Listed below are entries; give the number of lines among them that include "イノシシによる被害は", and only that number.

#####

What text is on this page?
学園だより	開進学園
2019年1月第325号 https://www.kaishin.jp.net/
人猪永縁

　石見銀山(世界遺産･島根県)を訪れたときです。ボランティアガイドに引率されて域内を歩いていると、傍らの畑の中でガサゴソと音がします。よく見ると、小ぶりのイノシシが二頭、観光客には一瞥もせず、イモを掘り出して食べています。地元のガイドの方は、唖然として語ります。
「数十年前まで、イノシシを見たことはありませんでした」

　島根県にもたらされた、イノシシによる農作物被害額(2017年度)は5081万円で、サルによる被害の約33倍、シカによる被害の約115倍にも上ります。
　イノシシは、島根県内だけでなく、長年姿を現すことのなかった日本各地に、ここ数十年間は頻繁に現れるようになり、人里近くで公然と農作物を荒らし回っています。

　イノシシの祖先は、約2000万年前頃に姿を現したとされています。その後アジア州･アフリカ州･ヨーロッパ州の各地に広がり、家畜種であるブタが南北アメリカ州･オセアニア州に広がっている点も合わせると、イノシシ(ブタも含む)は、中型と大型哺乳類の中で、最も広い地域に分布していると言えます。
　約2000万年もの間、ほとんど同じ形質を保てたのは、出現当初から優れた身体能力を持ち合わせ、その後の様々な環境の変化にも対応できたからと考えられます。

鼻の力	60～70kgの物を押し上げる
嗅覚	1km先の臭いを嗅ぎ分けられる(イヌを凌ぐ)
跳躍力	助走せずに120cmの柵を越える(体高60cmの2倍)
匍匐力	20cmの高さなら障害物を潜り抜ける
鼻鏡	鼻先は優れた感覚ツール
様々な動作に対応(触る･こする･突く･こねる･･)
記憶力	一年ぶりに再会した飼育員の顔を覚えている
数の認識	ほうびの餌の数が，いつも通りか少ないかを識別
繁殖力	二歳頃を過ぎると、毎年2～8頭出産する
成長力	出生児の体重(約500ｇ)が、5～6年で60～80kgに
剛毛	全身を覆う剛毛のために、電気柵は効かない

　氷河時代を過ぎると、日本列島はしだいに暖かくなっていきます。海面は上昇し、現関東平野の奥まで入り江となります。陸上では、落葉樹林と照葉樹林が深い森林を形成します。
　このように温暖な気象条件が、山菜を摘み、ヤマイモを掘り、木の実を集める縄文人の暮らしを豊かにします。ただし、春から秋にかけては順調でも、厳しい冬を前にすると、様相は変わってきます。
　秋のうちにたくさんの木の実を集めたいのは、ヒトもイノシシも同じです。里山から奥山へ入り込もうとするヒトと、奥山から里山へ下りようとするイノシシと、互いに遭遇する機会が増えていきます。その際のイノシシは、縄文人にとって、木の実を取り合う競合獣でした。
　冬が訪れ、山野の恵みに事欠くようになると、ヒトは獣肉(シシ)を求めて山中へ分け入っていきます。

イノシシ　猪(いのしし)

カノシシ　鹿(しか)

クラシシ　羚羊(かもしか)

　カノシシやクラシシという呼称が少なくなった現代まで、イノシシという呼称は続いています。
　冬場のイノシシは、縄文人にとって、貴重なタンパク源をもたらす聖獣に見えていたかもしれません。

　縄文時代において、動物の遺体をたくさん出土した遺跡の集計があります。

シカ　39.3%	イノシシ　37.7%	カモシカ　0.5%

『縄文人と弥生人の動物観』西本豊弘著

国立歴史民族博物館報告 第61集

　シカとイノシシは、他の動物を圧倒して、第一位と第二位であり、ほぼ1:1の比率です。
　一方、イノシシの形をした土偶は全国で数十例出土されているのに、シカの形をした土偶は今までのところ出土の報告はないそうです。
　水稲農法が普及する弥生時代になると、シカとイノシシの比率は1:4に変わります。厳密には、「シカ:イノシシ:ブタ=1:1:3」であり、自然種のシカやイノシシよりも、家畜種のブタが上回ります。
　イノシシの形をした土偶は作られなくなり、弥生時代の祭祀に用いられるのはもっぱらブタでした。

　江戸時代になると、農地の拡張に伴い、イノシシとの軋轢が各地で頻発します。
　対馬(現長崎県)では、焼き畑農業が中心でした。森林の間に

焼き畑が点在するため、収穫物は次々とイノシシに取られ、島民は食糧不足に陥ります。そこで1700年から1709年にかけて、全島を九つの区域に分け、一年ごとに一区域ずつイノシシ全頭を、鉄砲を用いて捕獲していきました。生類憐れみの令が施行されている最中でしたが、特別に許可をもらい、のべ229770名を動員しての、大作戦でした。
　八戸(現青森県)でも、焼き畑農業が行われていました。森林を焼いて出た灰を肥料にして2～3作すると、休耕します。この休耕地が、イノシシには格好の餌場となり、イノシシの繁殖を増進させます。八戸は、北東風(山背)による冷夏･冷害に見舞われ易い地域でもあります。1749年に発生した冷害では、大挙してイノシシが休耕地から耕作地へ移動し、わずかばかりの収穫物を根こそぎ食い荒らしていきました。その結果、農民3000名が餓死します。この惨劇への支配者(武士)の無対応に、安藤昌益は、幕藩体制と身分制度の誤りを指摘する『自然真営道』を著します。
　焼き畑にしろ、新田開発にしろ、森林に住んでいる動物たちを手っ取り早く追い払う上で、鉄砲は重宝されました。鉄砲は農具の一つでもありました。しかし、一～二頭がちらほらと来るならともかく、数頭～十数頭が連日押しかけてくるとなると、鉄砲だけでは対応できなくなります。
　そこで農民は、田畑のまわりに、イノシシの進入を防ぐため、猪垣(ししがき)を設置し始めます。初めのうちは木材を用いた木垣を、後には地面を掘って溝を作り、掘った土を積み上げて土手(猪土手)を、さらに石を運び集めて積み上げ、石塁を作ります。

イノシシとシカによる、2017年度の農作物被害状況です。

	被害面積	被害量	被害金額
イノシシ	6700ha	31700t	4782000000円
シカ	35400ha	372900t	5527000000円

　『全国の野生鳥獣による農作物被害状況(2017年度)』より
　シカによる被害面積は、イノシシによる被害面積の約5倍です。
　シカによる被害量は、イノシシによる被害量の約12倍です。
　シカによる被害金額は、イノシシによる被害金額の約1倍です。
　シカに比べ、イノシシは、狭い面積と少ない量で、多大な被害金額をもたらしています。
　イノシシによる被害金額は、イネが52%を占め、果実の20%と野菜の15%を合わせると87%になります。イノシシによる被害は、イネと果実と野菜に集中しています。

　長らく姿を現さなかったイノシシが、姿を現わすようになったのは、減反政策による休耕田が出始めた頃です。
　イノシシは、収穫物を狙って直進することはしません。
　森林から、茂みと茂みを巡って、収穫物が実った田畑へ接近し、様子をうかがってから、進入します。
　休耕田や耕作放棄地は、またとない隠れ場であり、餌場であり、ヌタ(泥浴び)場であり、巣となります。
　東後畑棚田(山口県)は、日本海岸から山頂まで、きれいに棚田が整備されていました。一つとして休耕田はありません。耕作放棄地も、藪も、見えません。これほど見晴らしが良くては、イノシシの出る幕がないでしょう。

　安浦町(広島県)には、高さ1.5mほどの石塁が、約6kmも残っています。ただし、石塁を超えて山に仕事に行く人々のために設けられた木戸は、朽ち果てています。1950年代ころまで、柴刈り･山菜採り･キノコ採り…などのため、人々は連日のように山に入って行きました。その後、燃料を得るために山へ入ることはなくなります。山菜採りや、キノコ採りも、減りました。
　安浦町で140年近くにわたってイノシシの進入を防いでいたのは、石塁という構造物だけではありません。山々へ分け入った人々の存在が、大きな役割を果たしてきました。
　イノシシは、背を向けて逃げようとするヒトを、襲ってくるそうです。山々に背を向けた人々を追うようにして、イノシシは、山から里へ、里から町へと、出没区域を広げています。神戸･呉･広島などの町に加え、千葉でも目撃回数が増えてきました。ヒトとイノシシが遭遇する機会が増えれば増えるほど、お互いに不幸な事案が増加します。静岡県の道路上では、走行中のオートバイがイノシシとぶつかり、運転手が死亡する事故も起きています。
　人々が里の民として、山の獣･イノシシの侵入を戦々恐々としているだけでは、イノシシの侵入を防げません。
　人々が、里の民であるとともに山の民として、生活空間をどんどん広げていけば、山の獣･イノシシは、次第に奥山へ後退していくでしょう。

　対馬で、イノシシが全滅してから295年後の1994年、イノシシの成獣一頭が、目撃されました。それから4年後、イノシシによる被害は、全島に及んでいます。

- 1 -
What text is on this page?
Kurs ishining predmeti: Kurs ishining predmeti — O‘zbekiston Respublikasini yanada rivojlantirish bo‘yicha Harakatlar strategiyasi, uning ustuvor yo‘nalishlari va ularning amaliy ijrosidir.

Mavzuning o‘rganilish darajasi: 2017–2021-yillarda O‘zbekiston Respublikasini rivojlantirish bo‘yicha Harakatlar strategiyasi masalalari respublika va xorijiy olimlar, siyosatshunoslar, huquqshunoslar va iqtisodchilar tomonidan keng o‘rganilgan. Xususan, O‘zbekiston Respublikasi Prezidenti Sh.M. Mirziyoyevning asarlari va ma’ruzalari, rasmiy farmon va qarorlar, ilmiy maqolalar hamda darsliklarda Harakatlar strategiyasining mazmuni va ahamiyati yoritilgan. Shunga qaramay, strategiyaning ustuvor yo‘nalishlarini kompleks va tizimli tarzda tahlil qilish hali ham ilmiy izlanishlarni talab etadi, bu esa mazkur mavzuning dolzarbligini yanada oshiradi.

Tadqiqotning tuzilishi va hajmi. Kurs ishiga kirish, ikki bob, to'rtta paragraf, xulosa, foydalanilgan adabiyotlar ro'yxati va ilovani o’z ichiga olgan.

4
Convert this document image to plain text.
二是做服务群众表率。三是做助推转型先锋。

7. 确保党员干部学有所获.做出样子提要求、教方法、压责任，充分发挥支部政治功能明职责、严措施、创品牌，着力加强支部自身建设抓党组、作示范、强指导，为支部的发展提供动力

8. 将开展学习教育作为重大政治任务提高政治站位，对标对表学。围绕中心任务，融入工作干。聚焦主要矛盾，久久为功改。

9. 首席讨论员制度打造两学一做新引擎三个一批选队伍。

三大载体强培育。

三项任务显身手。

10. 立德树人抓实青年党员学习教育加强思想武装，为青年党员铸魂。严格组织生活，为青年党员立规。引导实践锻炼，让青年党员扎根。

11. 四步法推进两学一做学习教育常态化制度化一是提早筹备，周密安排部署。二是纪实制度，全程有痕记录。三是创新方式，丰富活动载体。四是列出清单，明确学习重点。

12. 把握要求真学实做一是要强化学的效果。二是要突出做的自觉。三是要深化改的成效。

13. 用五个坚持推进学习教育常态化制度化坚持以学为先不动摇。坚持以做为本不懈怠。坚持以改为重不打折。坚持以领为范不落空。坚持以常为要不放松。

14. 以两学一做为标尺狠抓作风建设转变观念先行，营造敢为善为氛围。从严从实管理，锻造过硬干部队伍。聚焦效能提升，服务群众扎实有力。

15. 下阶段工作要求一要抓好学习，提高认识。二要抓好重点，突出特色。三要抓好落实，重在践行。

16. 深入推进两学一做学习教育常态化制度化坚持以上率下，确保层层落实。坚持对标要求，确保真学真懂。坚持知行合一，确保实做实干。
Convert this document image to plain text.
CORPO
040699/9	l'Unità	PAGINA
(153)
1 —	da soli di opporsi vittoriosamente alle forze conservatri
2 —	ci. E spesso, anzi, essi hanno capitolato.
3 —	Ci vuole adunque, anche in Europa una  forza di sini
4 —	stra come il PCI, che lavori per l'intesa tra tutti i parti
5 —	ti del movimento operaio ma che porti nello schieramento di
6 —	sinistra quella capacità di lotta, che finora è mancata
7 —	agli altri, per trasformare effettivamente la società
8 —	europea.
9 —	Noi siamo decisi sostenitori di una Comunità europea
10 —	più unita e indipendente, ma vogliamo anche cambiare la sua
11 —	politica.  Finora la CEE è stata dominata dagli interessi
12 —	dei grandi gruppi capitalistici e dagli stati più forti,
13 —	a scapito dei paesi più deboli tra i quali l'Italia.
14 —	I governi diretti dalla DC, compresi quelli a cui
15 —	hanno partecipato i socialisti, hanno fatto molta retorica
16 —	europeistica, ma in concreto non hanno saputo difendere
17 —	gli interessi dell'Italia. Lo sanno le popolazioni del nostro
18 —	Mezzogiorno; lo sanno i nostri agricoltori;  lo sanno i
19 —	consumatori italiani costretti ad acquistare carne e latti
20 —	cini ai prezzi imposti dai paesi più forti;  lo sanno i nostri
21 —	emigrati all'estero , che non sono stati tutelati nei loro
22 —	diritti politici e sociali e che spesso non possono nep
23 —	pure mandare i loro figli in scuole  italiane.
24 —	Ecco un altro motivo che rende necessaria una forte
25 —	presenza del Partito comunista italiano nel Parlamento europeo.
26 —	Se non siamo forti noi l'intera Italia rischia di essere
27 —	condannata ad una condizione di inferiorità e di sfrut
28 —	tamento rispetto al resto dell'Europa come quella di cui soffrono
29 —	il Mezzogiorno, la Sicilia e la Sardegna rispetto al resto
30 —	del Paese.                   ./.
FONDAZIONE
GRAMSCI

#####

WRITTEN ANSWER =>
2